WHAT THE TASK REQUIRES: Starting with the line that contains "Output a JSON", write out each line through the end of the listing, unchanged. Output nothing else.

RECORD EXCERPTS:
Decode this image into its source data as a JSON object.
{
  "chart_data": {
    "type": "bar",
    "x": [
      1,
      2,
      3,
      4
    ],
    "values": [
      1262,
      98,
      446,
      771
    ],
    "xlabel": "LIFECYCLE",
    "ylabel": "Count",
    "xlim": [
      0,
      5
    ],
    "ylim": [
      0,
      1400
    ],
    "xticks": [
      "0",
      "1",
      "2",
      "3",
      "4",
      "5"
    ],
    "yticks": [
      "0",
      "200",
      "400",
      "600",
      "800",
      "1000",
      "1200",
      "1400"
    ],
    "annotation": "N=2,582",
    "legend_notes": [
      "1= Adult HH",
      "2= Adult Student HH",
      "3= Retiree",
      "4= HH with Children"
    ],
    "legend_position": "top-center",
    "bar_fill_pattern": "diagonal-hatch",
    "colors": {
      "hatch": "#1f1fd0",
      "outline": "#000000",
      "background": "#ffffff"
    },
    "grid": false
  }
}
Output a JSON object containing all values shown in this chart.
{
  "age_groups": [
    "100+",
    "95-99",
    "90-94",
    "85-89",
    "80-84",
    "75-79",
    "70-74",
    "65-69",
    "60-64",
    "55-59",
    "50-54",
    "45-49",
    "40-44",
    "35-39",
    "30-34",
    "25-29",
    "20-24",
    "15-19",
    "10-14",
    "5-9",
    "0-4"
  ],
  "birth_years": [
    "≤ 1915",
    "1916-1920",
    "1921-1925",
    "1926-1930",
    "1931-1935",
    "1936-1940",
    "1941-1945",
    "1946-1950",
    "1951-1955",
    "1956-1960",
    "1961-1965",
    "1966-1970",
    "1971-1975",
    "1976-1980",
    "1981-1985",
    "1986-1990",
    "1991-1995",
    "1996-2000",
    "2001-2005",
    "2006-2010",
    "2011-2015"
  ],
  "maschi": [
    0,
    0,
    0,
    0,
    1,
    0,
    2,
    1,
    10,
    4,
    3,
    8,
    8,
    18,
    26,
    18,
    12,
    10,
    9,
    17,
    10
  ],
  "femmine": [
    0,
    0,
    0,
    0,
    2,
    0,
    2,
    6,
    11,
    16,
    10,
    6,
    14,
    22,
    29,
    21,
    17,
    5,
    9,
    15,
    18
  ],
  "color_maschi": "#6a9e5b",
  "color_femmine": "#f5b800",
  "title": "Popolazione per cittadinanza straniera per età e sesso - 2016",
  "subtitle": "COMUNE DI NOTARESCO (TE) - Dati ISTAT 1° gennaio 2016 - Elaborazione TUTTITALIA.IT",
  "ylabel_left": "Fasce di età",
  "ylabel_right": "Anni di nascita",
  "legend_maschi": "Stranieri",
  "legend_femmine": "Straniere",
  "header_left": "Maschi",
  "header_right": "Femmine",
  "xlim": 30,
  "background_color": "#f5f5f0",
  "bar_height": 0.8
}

EXERCISE SOLUTION:
Output a JSON object containing all values shown in this chart.
{
  "age_groups": [
    "100+",
    "95-99",
    "90-94",
    "85-89",
    "80-84",
    "75-79",
    "70-74",
    "65-69",
    "60-64",
    "55-59",
    "50-54",
    "45-49",
    "40-44",
    "35-39",
    "30-34",
    "25-29",
    "20-24",
    "15-19",
    "10-14",
    "5-9",
    "0-4"
  ],
  "birth_years": [
    "≤ 1915",
    "1916-1920",
    "1921-1925",
    "1926-1930",
    "1931-1935",
    "1936-1940",
    "1941-1945",
    "1946-1950",
    "1951-1955",
    "1956-1960",
    "1961-1965",
    "1966-1970",
    "1971-1975",
    "1976-1980",
    "1981-1985",
    "1986-1990",
    "1991-1995",
    "1996-2000",
    "2001-2005",
    "2006-2010",
    "2011-2015"
  ],
  "maschi": [
    0,
    0,
    0,
    0,
    1,
    0,
    2,
    1,
    10,
    4,
    3,
    8,
    8,
    18,
    26,
    18,
    12,
    10,
    9,
    17,
    10
  ],
  "femmine": [
    0,
    0,
    0,
    0,
    2,
    0,
    2,
    6,
    11,
    16,
    10,
    6,
    14,
    22,
    29,
    21,
    17,
    5,
    9,
    15,
    18
  ],
  "color_maschi": "#6a9e5b",
  "color_femmine": "#f5b800",
  "title": "Popolazione per cittadinanza straniera per età e sesso - 2016",
  "subtitle": "COMUNE DI NOTARESCO (TE) - Dati ISTAT 1° gennaio 2016 - Elaborazione TUTTITALIA.IT",
  "ylabel_left": "Fasce di età",
  "ylabel_right": "Anni di nascita",
  "legend_maschi": "Stranieri",
  "legend_femmine": "Straniere",
  "header_left": "Maschi",
  "header_right": "Femmine",
  "xlim": 30,
  "background_color": "#f5f5f0",
  "bar_height": 0.8
}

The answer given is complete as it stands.